» **RECORDS FOR THE TASK**:
────────────────────────────────────────
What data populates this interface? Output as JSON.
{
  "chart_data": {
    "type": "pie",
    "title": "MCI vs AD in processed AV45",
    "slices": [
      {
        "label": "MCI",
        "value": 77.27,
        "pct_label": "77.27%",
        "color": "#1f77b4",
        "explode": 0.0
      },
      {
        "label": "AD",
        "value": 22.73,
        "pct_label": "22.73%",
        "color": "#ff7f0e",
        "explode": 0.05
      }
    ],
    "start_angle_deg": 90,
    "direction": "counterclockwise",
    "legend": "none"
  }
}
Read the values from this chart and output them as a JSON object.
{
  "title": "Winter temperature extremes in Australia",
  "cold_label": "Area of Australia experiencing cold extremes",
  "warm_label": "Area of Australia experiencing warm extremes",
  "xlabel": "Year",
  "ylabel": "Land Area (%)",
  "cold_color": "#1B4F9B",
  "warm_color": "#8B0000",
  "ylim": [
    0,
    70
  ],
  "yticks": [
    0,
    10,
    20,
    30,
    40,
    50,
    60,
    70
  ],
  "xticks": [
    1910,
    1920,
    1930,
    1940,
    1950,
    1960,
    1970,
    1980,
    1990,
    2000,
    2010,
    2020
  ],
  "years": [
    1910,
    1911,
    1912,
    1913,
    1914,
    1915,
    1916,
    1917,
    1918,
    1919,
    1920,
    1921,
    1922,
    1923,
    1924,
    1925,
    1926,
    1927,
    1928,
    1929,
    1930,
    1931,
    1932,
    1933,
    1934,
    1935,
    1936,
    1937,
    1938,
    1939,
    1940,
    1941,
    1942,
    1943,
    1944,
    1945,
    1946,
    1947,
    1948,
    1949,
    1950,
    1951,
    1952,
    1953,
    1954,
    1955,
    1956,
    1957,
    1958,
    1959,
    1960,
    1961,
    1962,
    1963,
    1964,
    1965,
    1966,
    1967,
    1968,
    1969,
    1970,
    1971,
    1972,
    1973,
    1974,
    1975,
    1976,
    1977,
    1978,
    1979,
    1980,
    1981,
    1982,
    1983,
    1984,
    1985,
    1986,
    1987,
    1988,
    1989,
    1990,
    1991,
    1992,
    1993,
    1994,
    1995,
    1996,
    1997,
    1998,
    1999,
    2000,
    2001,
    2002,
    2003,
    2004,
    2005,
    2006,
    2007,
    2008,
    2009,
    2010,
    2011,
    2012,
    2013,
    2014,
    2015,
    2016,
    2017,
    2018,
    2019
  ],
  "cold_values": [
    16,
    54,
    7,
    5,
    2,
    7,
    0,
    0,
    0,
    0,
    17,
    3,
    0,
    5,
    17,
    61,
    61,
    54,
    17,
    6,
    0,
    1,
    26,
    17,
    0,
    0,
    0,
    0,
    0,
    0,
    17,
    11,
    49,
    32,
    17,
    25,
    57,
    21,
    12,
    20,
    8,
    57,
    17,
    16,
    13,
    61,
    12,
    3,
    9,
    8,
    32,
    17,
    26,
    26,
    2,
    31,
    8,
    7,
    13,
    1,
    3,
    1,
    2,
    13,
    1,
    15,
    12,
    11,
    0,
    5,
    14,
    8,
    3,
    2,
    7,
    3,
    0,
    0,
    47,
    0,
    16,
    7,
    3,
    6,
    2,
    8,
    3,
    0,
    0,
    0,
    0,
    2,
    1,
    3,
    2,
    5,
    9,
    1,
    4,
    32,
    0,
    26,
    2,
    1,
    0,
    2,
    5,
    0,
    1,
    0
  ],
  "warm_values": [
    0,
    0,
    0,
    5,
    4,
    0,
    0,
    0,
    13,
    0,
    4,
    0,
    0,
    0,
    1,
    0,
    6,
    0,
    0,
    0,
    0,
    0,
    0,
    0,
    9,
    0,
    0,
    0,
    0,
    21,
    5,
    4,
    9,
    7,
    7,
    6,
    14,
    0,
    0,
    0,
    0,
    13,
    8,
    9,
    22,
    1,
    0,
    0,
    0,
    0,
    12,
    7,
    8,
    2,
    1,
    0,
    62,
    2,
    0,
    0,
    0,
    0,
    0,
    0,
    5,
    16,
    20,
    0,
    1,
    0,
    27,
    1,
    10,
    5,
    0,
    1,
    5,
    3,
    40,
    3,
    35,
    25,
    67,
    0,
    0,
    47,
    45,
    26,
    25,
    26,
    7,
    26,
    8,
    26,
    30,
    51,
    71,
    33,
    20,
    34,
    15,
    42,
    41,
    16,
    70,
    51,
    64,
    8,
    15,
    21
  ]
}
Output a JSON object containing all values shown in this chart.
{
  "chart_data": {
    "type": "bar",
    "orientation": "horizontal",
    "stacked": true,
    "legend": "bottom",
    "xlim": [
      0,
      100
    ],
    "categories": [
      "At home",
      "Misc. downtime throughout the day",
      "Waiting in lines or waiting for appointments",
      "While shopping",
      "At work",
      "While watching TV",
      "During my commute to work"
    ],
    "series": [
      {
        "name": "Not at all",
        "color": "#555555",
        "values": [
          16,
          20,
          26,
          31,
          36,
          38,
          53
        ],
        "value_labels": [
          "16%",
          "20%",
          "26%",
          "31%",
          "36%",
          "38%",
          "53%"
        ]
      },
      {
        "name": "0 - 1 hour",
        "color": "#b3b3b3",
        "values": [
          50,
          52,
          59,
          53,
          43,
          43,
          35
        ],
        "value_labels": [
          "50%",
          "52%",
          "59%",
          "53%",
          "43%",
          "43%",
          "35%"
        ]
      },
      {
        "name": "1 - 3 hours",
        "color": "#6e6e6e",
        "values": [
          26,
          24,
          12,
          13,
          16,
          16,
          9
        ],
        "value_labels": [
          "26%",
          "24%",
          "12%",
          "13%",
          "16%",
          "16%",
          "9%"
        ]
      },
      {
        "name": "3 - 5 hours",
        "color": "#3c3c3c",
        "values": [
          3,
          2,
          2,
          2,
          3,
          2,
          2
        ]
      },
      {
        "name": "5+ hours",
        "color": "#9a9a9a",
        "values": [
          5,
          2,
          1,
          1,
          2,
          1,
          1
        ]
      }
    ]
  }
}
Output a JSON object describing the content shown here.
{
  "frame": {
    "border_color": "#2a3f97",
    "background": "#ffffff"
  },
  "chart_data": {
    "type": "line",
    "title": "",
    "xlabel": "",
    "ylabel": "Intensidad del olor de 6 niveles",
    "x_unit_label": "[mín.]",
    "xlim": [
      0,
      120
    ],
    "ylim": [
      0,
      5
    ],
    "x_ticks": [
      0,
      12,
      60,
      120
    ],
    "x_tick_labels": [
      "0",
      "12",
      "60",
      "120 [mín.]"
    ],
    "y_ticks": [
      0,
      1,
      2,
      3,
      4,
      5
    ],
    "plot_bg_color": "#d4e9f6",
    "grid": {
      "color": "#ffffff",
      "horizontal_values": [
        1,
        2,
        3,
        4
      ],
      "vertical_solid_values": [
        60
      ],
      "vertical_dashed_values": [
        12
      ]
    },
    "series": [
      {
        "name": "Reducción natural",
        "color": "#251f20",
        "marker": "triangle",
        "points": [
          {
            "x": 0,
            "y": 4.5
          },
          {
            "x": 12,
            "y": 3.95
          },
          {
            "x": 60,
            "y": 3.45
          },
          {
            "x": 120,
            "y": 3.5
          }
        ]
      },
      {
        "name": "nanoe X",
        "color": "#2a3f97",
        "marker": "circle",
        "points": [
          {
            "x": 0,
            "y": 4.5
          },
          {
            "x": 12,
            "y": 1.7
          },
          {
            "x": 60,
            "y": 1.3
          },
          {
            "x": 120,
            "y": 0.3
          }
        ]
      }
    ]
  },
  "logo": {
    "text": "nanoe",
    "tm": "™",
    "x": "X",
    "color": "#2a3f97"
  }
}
────────────────────────────────────────
» **BRIEF**: Please repeat all the records above exactly as they appear.

» **THE SOLUTION**:
What data populates this interface? Output as JSON.
{
  "chart_data": {
    "type": "pie",
    "title": "MCI vs AD in processed AV45",
    "slices": [
      {
        "label": "MCI",
        "value": 77.27,
        "pct_label": "77.27%",
        "color": "#1f77b4",
        "explode": 0.0
      },
      {
        "label": "AD",
        "value": 22.73,
        "pct_label": "22.73%",
        "color": "#ff7f0e",
        "explode": 0.05
      }
    ],
    "start_angle_deg": 90,
    "direction": "counterclockwise",
    "legend": "none"
  }
}
Read the values from this chart and output them as a JSON object.
{
  "title": "Winter temperature extremes in Australia",
  "cold_label": "Area of Australia experiencing cold extremes",
  "warm_label": "Area of Australia experiencing warm extremes",
  "xlabel": "Year",
  "ylabel": "Land Area (%)",
  "cold_color": "#1B4F9B",
  "warm_color": "#8B0000",
  "ylim": [
    0,
    70
  ],
  "yticks": [
    0,
    10,
    20,
    30,
    40,
    50,
    60,
    70
  ],
  "xticks": [
    1910,
    1920,
    1930,
    1940,
    1950,
    1960,
    1970,
    1980,
    1990,
    2000,
    2010,
    2020
  ],
  "years": [
    1910,
    1911,
    1912,
    1913,
    1914,
    1915,
    1916,
    1917,
    1918,
    1919,
    1920,
    1921,
    1922,
    1923,
    1924,
    1925,
    1926,
    1927,
    1928,
    1929,
    1930,
    1931,
    1932,
    1933,
    1934,
    1935,
    1936,
    1937,
    1938,
    1939,
    1940,
    1941,
    1942,
    1943,
    1944,
    1945,
    1946,
    1947,
    1948,
    1949,
    1950,
    1951,
    1952,
    1953,
    1954,
    1955,
    1956,
    1957,
    1958,
    1959,
    1960,
    1961,
    1962,
    1963,
    1964,
    1965,
    1966,
    1967,
    1968,
    1969,
    1970,
    1971,
    1972,
    1973,
    1974,
    1975,
    1976,
    1977,
    1978,
    1979,
    1980,
    1981,
    1982,
    1983,
    1984,
    1985,
    1986,
    1987,
    1988,
    1989,
    1990,
    1991,
    1992,
    1993,
    1994,
    1995,
    1996,
    1997,
    1998,
    1999,
    2000,
    2001,
    2002,
    2003,
    2004,
    2005,
    2006,
    2007,
    2008,
    2009,
    2010,
    2011,
    2012,
    2013,
    2014,
    2015,
    2016,
    2017,
    2018,
    2019
  ],
  "cold_values": [
    16,
    54,
    7,
    5,
    2,
    7,
    0,
    0,
    0,
    0,
    17,
    3,
    0,
    5,
    17,
    61,
    61,
    54,
    17,
    6,
    0,
    1,
    26,
    17,
    0,
    0,
    0,
    0,
    0,
    0,
    17,
    11,
    49,
    32,
    17,
    25,
    57,
    21,
    12,
    20,
    8,
    57,
    17,
    16,
    13,
    61,
    12,
    3,
    9,
    8,
    32,
    17,
    26,
    26,
    2,
    31,
    8,
    7,
    13,
    1,
    3,
    1,
    2,
    13,
    1,
    15,
    12,
    11,
    0,
    5,
    14,
    8,
    3,
    2,
    7,
    3,
    0,
    0,
    47,
    0,
    16,
    7,
    3,
    6,
    2,
    8,
    3,
    0,
    0,
    0,
    0,
    2,
    1,
    3,
    2,
    5,
    9,
    1,
    4,
    32,
    0,
    26,
    2,
    1,
    0,
    2,
    5,
    0,
    1,
    0
  ],
  "warm_values": [
    0,
    0,
    0,
    5,
    4,
    0,
    0,
    0,
    13,
    0,
    4,
    0,
    0,
    0,
    1,
    0,
    6,
    0,
    0,
    0,
    0,
    0,
    0,
    0,
    9,
    0,
    0,
    0,
    0,
    21,
    5,
    4,
    9,
    7,
    7,
    6,
    14,
    0,
    0,
    0,
    0,
    13,
    8,
    9,
    22,
    1,
    0,
    0,
    0,
    0,
    12,
    7,
    8,
    2,
    1,
    0,
    62,
    2,
    0,
    0,
    0,
    0,
    0,
    0,
    5,
    16,
    20,
    0,
    1,
    0,
    27,
    1,
    10,
    5,
    0,
    1,
    5,
    3,
    40,
    3,
    35,
    25,
    67,
    0,
    0,
    47,
    45,
    26,
    25,
    26,
    7,
    26,
    8,
    26,
    30,
    51,
    71,
    33,
    20,
    34,
    15,
    42,
    41,
    16,
    70,
    51,
    64,
    8,
    15,
    21
  ]
}
Output a JSON object containing all values shown in this chart.
{
  "chart_data": {
    "type": "bar",
    "orientation": "horizontal",
    "stacked": true,
    "legend": "bottom",
    "xlim": [
      0,
      100
    ],
    "categories": [
      "At home",
      "Misc. downtime throughout the day",
      "Waiting in lines or waiting for appointments",
      "While shopping",
      "At work",
      "While watching TV",
      "During my commute to work"
    ],
    "series": [
      {
        "name": "Not at all",
        "color": "#555555",
        "values": [
          16,
          20,
          26,
          31,
          36,
          38,
          53
        ],
        "value_labels": [
          "16%",
          "20%",
          "26%",
          "31%",
          "36%",
          "38%",
          "53%"
        ]
      },
      {
        "name": "0 - 1 hour",
        "color": "#b3b3b3",
        "values": [
          50,
          52,
          59,
          53,
          43,
          43,
          35
        ],
        "value_labels": [
          "50%",
          "52%",
          "59%",
          "53%",
          "43%",
          "43%",
          "35%"
        ]
      },
      {
        "name": "1 - 3 hours",
        "color": "#6e6e6e",
        "values": [
          26,
          24,
          12,
          13,
          16,
          16,
          9
        ],
        "value_labels": [
          "26%",
          "24%",
          "12%",
          "13%",
          "16%",
          "16%",
          "9%"
        ]
      },
      {
        "name": "3 - 5 hours",
        "color": "#3c3c3c",
        "values": [
          3,
          2,
          2,
          2,
          3,
          2,
          2
        ]
      },
      {
        "name": "5+ hours",
        "color": "#9a9a9a",
        "values": [
          5,
          2,
          1,
          1,
          2,
          1,
          1
        ]
      }
    ]
  }
}
Output a JSON object describing the content shown here.
{
  "frame": {
    "border_color": "#2a3f97",
    "background": "#ffffff"
  },
  "chart_data": {
    "type": "line",
    "title": "",
    "xlabel": "",
    "ylabel": "Intensidad del olor de 6 niveles",
    "x_unit_label": "[mín.]",
    "xlim": [
      0,
      120
    ],
    "ylim": [
      0,
      5
    ],
    "x_ticks": [
      0,
      12,
      60,
      120
    ],
    "x_tick_labels": [
      "0",
      "12",
      "60",
      "120 [mín.]"
    ],
    "y_ticks": [
      0,
      1,
      2,
      3,
      4,
      5
    ],
    "plot_bg_color": "#d4e9f6",
    "grid": {
      "color": "#ffffff",
      "horizontal_values": [
        1,
        2,
        3,
        4
      ],
      "vertical_solid_values": [
        60
      ],
      "vertical_dashed_values": [
        12
      ]
    },
    "series": [
      {
        "name": "Reducción natural",
        "color": "#251f20",
        "marker": "triangle",
        "points": [
          {
            "x": 0,
            "y": 4.5
          },
          {
            "x": 12,
            "y": 3.95
          },
          {
            "x": 60,
            "y": 3.45
          },
          {
            "x": 120,
            "y": 3.5
          }
        ]
      },
      {
        "name": "nanoe X",
        "color": "#2a3f97",
        "marker": "circle",
        "points": [
          {
            "x": 0,
            "y": 4.5
          },
          {
            "x": 12,
            "y": 1.7
          },
          {
            "x": 60,
            "y": 1.3
          },
          {
            "x": 120,
            "y": 0.3
          }
        ]
      }
    ]
  },
  "logo": {
    "text": "nanoe",
    "tm": "™",
    "x": "X",
    "color": "#2a3f97"
  }
}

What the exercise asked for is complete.